Brief: Entries follow. Set all of them down as they stand.

********

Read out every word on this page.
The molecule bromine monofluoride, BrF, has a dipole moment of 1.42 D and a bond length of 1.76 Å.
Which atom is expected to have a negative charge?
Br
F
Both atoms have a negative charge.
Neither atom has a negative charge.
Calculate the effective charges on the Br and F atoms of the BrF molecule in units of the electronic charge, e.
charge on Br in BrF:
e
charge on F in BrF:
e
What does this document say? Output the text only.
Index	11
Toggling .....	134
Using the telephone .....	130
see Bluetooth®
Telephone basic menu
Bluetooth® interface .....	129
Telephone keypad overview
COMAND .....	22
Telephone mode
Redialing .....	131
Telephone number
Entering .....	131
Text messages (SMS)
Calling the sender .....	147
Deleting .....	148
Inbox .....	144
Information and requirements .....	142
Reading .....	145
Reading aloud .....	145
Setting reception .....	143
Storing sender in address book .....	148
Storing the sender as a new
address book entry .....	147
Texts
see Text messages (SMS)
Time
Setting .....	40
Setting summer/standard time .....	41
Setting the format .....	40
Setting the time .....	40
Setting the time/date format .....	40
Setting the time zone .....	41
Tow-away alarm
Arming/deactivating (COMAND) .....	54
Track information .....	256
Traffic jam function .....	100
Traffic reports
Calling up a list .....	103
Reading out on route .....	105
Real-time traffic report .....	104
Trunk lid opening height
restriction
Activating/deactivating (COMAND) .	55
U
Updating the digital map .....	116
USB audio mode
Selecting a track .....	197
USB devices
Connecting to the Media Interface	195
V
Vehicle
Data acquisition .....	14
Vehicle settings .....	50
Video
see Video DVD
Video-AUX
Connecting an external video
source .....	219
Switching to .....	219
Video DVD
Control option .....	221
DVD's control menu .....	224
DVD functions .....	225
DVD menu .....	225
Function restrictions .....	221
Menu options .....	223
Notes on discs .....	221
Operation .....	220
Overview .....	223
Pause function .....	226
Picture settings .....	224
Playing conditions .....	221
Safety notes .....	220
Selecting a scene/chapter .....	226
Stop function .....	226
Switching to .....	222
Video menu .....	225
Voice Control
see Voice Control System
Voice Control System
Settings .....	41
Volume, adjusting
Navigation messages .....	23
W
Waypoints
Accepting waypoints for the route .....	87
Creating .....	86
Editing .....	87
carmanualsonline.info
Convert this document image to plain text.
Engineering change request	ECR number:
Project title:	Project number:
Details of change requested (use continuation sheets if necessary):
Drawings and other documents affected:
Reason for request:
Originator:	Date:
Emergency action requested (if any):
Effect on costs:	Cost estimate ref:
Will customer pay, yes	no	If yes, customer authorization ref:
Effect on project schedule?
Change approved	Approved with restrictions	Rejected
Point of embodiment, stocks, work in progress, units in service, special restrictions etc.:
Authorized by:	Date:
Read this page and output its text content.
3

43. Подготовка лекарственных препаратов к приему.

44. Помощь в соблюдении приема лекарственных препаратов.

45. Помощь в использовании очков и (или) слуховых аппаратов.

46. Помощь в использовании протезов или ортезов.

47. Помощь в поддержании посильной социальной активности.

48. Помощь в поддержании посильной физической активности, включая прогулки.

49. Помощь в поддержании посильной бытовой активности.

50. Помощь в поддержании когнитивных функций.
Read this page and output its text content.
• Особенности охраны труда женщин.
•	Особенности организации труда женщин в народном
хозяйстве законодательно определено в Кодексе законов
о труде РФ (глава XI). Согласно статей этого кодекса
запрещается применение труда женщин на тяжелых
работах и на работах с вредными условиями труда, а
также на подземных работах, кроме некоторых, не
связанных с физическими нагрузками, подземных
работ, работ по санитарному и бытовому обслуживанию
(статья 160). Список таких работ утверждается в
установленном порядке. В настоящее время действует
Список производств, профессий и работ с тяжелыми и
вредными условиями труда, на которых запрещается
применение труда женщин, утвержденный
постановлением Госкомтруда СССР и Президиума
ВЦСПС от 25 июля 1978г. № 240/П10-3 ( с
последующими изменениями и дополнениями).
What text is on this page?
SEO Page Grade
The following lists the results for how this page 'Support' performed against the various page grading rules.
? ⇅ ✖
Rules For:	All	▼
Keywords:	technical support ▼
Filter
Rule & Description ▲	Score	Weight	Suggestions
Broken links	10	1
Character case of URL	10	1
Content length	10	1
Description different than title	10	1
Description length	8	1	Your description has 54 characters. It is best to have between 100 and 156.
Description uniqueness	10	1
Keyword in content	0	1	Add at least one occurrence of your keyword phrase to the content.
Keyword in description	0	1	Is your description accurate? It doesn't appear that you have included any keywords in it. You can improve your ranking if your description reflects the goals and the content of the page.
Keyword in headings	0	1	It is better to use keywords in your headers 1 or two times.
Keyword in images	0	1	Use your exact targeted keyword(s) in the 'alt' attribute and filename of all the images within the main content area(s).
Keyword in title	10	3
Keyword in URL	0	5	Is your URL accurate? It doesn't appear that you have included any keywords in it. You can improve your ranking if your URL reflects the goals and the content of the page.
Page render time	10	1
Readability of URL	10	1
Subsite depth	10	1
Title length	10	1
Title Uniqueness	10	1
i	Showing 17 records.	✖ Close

********

Solution to this problem:
Read out every word on this page.
The molecule bromine monofluoride, BrF, has a dipole moment of 1.42 D and a bond length of 1.76 Å.
Which atom is expected to have a negative charge?
Br
F
Both atoms have a negative charge.
Neither atom has a negative charge.
Calculate the effective charges on the Br and F atoms of the BrF molecule in units of the electronic charge, e.
charge on Br in BrF:
e
charge on F in BrF:
e
What does this document say? Output the text only.
Index	11
Toggling .....	134
Using the telephone .....	130
see Bluetooth®
Telephone basic menu
Bluetooth® interface .....	129
Telephone keypad overview
COMAND .....	22
Telephone mode
Redialing .....	131
Telephone number
Entering .....	131
Text messages (SMS)
Calling the sender .....	147
Deleting .....	148
Inbox .....	144
Information and requirements .....	142
Reading .....	145
Reading aloud .....	145
Setting reception .....	143
Storing sender in address book .....	148
Storing the sender as a new
address book entry .....	147
Texts
see Text messages (SMS)
Time
Setting .....	40
Setting summer/standard time .....	41
Setting the format .....	40
Setting the time .....	40
Setting the time/date format .....	40
Setting the time zone .....	41
Tow-away alarm
Arming/deactivating (COMAND) .....	54
Track information .....	256
Traffic jam function .....	100
Traffic reports
Calling up a list .....	103
Reading out on route .....	105
Real-time traffic report .....	104
Trunk lid opening height
restriction
Activating/deactivating (COMAND) .	55
U
Updating the digital map .....	116
USB audio mode
Selecting a track .....	197
USB devices
Connecting to the Media Interface	195
V
Vehicle
Data acquisition .....	14
Vehicle settings .....	50
Video
see Video DVD
Video-AUX
Connecting an external video
source .....	219
Switching to .....	219
Video DVD
Control option .....	221
DVD's control menu .....	224
DVD functions .....	225
DVD menu .....	225
Function restrictions .....	221
Menu options .....	223
Notes on discs .....	221
Operation .....	220
Overview .....	223
Pause function .....	226
Picture settings .....	224
Playing conditions .....	221
Safety notes .....	220
Selecting a scene/chapter .....	226
Stop function .....	226
Switching to .....	222
Video menu .....	225
Voice Control
see Voice Control System
Voice Control System
Settings .....	41
Volume, adjusting
Navigation messages .....	23
W
Waypoints
Accepting waypoints for the route .....	87
Creating .....	86
Editing .....	87
carmanualsonline.info
Convert this document image to plain text.
Engineering change request	ECR number:
Project title:	Project number:
Details of change requested (use continuation sheets if necessary):
Drawings and other documents affected:
Reason for request:
Originator:	Date:
Emergency action requested (if any):
Effect on costs:	Cost estimate ref:
Will customer pay, yes	no	If yes, customer authorization ref:
Effect on project schedule?
Change approved	Approved with restrictions	Rejected
Point of embodiment, stocks, work in progress, units in service, special restrictions etc.:
Authorized by:	Date:
Read this page and output its text content.
3

43. Подготовка лекарственных препаратов к приему.

44. Помощь в соблюдении приема лекарственных препаратов.

45. Помощь в использовании очков и (или) слуховых аппаратов.

46. Помощь в использовании протезов или ортезов.

47. Помощь в поддержании посильной социальной активности.

48. Помощь в поддержании посильной физической активности, включая прогулки.

49. Помощь в поддержании посильной бытовой активности.

50. Помощь в поддержании когнитивных функций.
Read this page and output its text content.
• Особенности охраны труда женщин.
•	Особенности организации труда женщин в народном
хозяйстве законодательно определено в Кодексе законов
о труде РФ (глава XI). Согласно статей этого кодекса
запрещается применение труда женщин на тяжелых
работах и на работах с вредными условиями труда, а
также на подземных работах, кроме некоторых, не
связанных с физическими нагрузками, подземных
работ, работ по санитарному и бытовому обслуживанию
(статья 160). Список таких работ утверждается в
установленном порядке. В настоящее время действует
Список производств, профессий и работ с тяжелыми и
вредными условиями труда, на которых запрещается
применение труда женщин, утвержденный
постановлением Госкомтруда СССР и Президиума
ВЦСПС от 25 июля 1978г. № 240/П10-3 ( с
последующими изменениями и дополнениями).
What text is on this page?
SEO Page Grade
The following lists the results for how this page 'Support' performed against the various page grading rules.
? ⇅ ✖
Rules For:	All	▼
Keywords:	technical support ▼
Filter
Rule & Description ▲	Score	Weight	Suggestions
Broken links	10	1
Character case of URL	10	1
Content length	10	1
Description different than title	10	1
Description length	8	1	Your description has 54 characters. It is best to have between 100 and 156.
Description uniqueness	10	1
Keyword in content	0	1	Add at least one occurrence of your keyword phrase to the content.
Keyword in description	0	1	Is your description accurate? It doesn't appear that you have included any keywords in it. You can improve your ranking if your description reflects the goals and the content of the page.
Keyword in headings	0	1	It is better to use keywords in your headers 1 or two times.
Keyword in images	0	1	Use your exact targeted keyword(s) in the 'alt' attribute and filename of all the images within the main content area(s).
Keyword in title	10	3
Keyword in URL	0	5	Is your URL accurate? It doesn't appear that you have included any keywords in it. You can improve your ranking if your URL reflects the goals and the content of the page.
Page render time	10	1
Readability of URL	10	1
Subsite depth	10	1
Title length	10	1
Title Uniqueness	10	1
i	Showing 17 records.	✖ Close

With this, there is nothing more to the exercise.